■ Given instruction
Work out how many lines hold the string "much". The answer is a single number, nothing more.

# start of Exercise inputs

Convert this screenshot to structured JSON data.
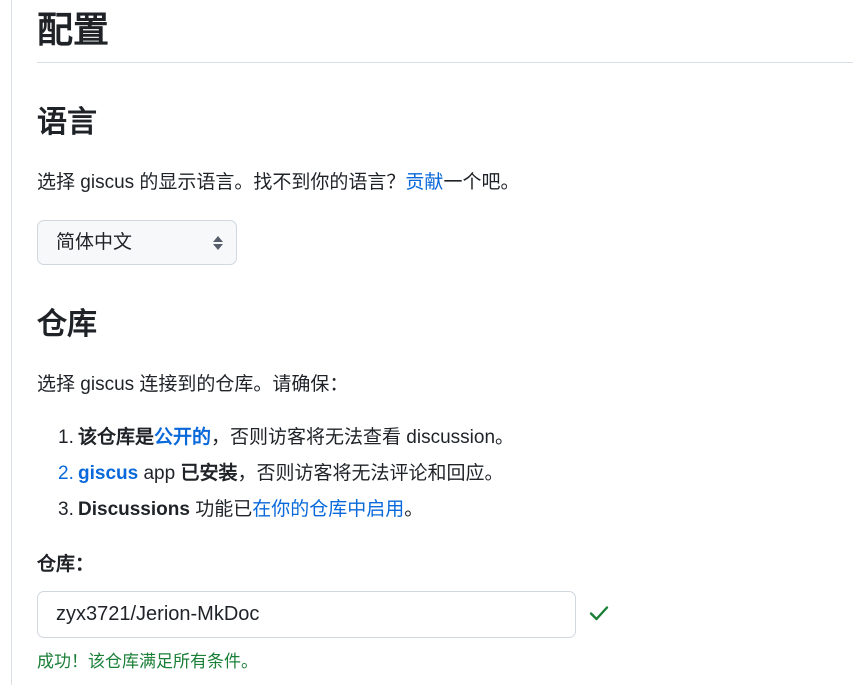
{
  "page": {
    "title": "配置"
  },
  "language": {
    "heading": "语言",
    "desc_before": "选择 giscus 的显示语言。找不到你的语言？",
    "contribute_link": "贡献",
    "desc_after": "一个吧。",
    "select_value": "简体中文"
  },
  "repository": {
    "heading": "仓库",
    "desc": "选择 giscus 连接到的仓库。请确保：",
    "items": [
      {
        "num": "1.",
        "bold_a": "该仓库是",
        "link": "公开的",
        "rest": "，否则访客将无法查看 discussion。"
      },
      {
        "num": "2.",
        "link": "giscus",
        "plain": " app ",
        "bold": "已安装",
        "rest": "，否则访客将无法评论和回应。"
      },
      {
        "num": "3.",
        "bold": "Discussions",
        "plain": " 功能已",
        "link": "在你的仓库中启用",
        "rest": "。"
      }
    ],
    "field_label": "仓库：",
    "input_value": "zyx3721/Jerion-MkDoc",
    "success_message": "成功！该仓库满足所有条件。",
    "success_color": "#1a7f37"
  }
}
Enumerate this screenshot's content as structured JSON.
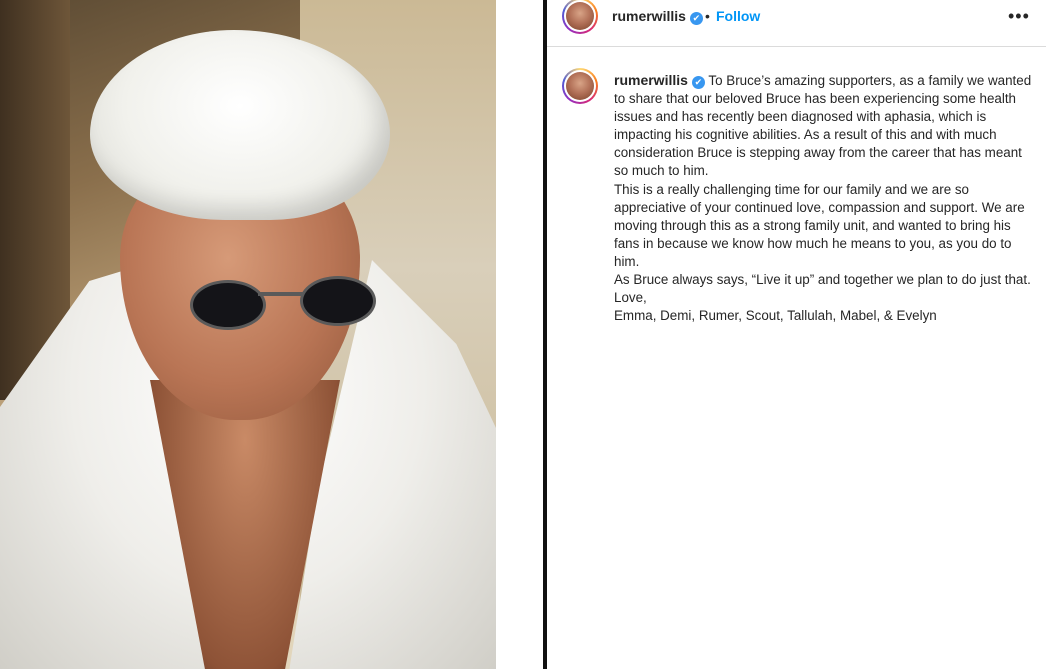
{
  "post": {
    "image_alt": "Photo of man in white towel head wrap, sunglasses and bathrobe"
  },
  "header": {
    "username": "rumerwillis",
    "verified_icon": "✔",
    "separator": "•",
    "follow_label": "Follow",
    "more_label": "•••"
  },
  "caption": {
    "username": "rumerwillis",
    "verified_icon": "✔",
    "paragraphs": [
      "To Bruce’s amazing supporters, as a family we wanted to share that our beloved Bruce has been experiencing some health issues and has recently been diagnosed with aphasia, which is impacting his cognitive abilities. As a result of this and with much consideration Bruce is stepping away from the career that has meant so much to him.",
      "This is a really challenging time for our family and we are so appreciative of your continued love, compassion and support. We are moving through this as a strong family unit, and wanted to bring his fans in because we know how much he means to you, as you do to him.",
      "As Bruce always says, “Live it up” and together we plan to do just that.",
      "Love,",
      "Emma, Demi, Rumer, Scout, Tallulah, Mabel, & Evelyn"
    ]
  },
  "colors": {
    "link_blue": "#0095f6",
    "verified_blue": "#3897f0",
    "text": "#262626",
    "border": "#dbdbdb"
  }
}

# end of Exercise inputs

■ Task response
2